#### [Problem statement]
Reproduce the records verbatim, from the first line up to and including the line containing "series-line-left <box>60 144 513 389</box>".

#### [Record list]

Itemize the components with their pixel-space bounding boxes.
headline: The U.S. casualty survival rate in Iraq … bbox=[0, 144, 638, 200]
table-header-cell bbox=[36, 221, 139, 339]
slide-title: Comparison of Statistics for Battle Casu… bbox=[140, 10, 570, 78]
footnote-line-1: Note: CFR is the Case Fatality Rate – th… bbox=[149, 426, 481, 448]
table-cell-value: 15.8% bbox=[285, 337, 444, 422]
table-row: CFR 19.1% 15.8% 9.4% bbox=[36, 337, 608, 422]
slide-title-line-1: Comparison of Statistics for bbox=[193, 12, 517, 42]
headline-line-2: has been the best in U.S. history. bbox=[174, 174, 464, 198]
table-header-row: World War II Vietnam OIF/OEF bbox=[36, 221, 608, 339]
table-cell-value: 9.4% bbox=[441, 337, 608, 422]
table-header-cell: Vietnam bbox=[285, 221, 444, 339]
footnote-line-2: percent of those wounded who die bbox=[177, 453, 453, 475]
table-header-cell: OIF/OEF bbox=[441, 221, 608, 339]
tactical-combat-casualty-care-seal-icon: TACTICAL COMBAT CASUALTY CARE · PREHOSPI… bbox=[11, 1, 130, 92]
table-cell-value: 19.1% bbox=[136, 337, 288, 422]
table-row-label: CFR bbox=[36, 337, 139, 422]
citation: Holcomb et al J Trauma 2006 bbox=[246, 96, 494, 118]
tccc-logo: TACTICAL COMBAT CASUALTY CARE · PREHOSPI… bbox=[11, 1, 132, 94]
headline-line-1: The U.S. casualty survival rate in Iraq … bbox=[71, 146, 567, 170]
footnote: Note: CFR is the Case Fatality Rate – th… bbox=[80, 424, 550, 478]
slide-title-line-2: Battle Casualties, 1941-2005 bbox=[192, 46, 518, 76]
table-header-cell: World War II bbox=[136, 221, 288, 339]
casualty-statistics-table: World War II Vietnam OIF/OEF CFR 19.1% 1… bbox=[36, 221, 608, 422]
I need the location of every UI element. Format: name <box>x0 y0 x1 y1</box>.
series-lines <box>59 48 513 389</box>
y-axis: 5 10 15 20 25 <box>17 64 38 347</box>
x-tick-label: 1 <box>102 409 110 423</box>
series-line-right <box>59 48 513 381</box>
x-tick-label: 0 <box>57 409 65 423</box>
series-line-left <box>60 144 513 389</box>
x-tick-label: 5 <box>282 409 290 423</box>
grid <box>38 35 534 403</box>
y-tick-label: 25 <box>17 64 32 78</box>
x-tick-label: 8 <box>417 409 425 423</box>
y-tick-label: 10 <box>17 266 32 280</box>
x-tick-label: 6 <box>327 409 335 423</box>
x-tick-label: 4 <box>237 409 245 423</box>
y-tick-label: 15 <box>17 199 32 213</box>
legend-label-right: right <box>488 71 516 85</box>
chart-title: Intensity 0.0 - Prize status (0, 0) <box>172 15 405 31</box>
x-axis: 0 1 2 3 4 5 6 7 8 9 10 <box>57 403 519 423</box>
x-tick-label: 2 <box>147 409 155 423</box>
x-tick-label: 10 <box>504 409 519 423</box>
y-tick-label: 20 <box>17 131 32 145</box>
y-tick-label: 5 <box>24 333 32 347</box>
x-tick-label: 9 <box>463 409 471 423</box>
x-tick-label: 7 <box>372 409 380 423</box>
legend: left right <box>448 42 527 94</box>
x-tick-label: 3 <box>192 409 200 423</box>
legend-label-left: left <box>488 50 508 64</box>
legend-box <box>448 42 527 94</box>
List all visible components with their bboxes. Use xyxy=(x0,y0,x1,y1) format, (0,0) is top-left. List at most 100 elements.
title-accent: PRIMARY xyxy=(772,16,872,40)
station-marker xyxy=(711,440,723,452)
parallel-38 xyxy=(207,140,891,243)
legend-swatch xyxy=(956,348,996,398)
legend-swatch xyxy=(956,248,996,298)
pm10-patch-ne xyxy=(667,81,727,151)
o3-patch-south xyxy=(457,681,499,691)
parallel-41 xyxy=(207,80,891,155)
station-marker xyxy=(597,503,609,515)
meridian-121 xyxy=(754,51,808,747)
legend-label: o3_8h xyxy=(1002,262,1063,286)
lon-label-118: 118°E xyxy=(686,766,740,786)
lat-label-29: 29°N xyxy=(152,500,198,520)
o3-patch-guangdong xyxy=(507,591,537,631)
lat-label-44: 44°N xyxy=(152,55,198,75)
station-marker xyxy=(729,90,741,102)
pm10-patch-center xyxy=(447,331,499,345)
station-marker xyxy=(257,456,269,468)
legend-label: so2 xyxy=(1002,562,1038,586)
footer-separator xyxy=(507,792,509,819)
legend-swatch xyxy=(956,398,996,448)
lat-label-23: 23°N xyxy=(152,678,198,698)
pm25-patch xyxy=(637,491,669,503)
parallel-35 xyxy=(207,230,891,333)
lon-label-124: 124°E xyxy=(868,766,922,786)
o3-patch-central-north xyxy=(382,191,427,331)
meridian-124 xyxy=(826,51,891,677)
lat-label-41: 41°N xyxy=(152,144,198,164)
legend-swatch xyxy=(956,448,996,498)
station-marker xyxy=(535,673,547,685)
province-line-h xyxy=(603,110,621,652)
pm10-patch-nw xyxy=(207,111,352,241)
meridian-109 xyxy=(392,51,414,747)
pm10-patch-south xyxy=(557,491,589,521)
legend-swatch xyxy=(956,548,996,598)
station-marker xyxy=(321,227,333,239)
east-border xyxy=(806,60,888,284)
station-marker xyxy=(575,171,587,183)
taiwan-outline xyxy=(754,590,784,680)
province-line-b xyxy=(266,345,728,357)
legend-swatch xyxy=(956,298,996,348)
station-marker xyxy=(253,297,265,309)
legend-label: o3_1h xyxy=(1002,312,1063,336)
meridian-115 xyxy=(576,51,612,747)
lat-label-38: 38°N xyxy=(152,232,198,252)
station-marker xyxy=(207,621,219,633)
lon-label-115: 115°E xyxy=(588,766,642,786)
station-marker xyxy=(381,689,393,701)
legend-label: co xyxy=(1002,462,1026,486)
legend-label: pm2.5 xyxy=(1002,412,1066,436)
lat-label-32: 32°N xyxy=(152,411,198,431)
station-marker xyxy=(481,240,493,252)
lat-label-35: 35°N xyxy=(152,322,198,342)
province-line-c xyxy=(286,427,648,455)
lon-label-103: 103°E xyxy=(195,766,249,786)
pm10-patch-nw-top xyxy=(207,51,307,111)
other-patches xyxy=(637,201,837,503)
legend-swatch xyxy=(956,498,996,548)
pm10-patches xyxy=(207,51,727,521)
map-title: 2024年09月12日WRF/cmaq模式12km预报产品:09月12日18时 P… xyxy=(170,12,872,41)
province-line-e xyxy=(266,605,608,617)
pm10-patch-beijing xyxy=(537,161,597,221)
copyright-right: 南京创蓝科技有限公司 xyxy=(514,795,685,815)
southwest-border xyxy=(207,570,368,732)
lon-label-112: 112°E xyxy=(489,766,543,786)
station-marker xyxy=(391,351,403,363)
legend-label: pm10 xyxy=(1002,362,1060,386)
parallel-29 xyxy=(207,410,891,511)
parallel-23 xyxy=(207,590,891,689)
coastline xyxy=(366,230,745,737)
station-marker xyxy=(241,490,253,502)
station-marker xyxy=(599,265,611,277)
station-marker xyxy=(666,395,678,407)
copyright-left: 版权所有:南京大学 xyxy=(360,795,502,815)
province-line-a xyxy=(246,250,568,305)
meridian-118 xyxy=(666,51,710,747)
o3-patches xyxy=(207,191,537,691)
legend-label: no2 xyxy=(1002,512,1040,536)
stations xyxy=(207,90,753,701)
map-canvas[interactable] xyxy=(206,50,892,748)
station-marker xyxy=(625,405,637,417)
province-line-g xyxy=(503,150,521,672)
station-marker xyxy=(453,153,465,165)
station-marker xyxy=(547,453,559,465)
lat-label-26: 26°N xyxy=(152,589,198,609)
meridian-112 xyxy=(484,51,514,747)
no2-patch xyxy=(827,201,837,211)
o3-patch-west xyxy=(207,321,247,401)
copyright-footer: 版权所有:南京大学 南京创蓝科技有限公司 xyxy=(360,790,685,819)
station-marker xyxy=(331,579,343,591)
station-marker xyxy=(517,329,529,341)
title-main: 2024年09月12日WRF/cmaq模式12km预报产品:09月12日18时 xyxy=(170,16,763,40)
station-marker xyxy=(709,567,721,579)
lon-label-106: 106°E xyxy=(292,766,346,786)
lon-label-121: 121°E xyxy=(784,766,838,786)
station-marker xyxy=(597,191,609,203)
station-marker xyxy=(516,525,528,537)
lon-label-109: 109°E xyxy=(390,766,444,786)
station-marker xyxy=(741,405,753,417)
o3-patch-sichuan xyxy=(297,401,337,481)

#### [Solution to this problem]
Itemize the components with their pixel-space bounding boxes.
headline: The U.S. casualty survival rate in Iraq … bbox=[0, 144, 638, 200]
table-header-cell bbox=[36, 221, 139, 339]
slide-title: Comparison of Statistics for Battle Casu… bbox=[140, 10, 570, 78]
footnote-line-1: Note: CFR is the Case Fatality Rate – th… bbox=[149, 426, 481, 448]
table-cell-value: 15.8% bbox=[285, 337, 444, 422]
table-row: CFR 19.1% 15.8% 9.4% bbox=[36, 337, 608, 422]
slide-title-line-1: Comparison of Statistics for bbox=[193, 12, 517, 42]
headline-line-2: has been the best in U.S. history. bbox=[174, 174, 464, 198]
table-header-row: World War II Vietnam OIF/OEF bbox=[36, 221, 608, 339]
table-cell-value: 9.4% bbox=[441, 337, 608, 422]
table-header-cell: Vietnam bbox=[285, 221, 444, 339]
footnote-line-2: percent of those wounded who die bbox=[177, 453, 453, 475]
table-header-cell: OIF/OEF bbox=[441, 221, 608, 339]
tactical-combat-casualty-care-seal-icon: TACTICAL COMBAT CASUALTY CARE · PREHOSPI… bbox=[11, 1, 130, 92]
table-cell-value: 19.1% bbox=[136, 337, 288, 422]
table-row-label: CFR bbox=[36, 337, 139, 422]
citation: Holcomb et al J Trauma 2006 bbox=[246, 96, 494, 118]
tccc-logo: TACTICAL COMBAT CASUALTY CARE · PREHOSPI… bbox=[11, 1, 132, 94]
headline-line-1: The U.S. casualty survival rate in Iraq … bbox=[71, 146, 567, 170]
footnote: Note: CFR is the Case Fatality Rate – th… bbox=[80, 424, 550, 478]
slide-title-line-2: Battle Casualties, 1941-2005 bbox=[192, 46, 518, 76]
table-header-cell: World War II bbox=[136, 221, 288, 339]
casualty-statistics-table: World War II Vietnam OIF/OEF CFR 19.1% 1… bbox=[36, 221, 608, 422]
I need the location of every UI element. Format: name <box>x0 y0 x1 y1</box>.
series-lines <box>59 48 513 389</box>
y-axis: 5 10 15 20 25 <box>17 64 38 347</box>
x-tick-label: 1 <box>102 409 110 423</box>
series-line-right <box>59 48 513 381</box>
x-tick-label: 0 <box>57 409 65 423</box>
series-line-left <box>60 144 513 389</box>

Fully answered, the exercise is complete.